Re: Nice Data Cleansing Tool Demo

On Mar/29/10 10:01 am, Kingsley Idehen wrote:
> David Huynh wrote:
>> On Mar/29/10 12:31 am, Kingsley Idehen wrote:
>>> All,
>>>
>>> A very nice data cleansing tool from David and Co. at Freebase.
>>>
>>> CSVs are clearly the dominant data format in the structured open 
>>> data realm. This tool deals with ETL very well. Of course, for those 
>>> who appreciate OWL, a lot of what's demonstrated in this demo is 
>>> also achievable via "context rules". Bottom line (imho), nice tool 
>>> that will only aid improving Web of Linked Data quality at the data 
>>> set production stage.
>>>
>>> Links:
>>>
>>> 1. http://vimeo.com/10081183 -- Freebase Gridworks
>>>
>> Thanks, Kingsley. The second screencast, by Stefano Mazzocchi, also 
>> demonstrates a few other interesting features:
>>
>>     http://www.vimeo.com/10287824
>>
>> David
> David,
>
> Yes, very nice!
>
> Now here is the obvious question, re. broader realm of faceted data 
> navigation, have you guys digested the underlying concepts 
> demonstrated by Microsoft Pivot?
>

I've seen the TED talk on Pivot. It's a very well polished 
implementation of faceted browsing. The Seadragon technology integration 
and animations are well executed. As far as "underlying concepts" in 
faceted browsing go, I haven't noticed anything novel there.

==*==

• **WRITTEN TASKS**:
1 - In the mailing list thread about the data cleansing tool, who made the second screencast?
2 - Write the entries as a numbered list, starting with the first line of the entries and ending after the line that contains "my-avatar[interactable] (604, 216, 674, 286)". Leave out any blank lines.

• **EXTRACTED INFORMATION**:
==*==

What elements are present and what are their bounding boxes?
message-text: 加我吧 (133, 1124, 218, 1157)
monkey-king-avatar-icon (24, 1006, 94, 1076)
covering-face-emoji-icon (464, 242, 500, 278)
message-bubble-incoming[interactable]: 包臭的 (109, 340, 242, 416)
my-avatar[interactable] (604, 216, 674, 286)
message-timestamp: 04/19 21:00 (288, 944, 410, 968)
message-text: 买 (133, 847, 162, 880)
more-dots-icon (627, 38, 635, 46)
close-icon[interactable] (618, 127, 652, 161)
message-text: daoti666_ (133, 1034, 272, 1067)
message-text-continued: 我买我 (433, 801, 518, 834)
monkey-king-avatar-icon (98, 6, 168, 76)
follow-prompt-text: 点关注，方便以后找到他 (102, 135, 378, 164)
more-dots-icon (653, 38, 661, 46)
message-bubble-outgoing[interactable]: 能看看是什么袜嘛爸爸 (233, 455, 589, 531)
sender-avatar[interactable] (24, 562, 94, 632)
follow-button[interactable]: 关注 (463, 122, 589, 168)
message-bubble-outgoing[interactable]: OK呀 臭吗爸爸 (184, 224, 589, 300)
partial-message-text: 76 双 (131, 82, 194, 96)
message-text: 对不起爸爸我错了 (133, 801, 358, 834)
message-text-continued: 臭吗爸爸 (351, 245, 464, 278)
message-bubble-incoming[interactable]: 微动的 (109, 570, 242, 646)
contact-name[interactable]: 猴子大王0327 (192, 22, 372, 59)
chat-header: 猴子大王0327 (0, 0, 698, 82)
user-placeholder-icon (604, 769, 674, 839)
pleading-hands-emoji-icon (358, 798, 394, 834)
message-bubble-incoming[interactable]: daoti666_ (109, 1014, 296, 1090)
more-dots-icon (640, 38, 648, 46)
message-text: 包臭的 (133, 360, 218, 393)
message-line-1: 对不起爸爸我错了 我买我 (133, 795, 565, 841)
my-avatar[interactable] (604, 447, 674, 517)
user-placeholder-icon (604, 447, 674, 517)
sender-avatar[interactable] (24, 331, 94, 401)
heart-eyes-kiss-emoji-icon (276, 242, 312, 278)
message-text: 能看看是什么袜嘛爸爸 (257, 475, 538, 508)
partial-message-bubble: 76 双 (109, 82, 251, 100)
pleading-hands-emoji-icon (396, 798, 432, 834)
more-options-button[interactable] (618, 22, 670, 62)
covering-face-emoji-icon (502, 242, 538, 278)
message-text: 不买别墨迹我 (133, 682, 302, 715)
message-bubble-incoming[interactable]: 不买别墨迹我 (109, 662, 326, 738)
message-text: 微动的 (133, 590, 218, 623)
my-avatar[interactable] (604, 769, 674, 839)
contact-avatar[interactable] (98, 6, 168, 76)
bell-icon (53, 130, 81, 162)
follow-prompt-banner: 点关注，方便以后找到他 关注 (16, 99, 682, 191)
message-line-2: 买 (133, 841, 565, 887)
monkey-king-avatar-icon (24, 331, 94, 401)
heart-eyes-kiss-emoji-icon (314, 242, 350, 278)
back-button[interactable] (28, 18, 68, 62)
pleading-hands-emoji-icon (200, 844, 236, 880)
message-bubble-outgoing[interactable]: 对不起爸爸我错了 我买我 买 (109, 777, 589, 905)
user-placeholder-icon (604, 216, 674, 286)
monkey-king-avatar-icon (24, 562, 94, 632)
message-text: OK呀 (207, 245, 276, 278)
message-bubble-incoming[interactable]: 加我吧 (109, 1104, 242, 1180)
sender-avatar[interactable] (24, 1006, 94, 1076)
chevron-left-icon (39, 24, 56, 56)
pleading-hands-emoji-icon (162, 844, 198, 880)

==*==

• **RESPONSES BY TASK**:
1 - Stefano Mazzocchi

2 -
1. What elements are present and what are their bounding boxes?
2. message-text: 加我吧 (133, 1124, 218, 1157)
3. monkey-king-avatar-icon (24, 1006, 94, 1076)
4. covering-face-emoji-icon (464, 242, 500, 278)
5. message-bubble-incoming[interactable]: 包臭的 (109, 340, 242, 416)
6. my-avatar[interactable] (604, 216, 674, 286)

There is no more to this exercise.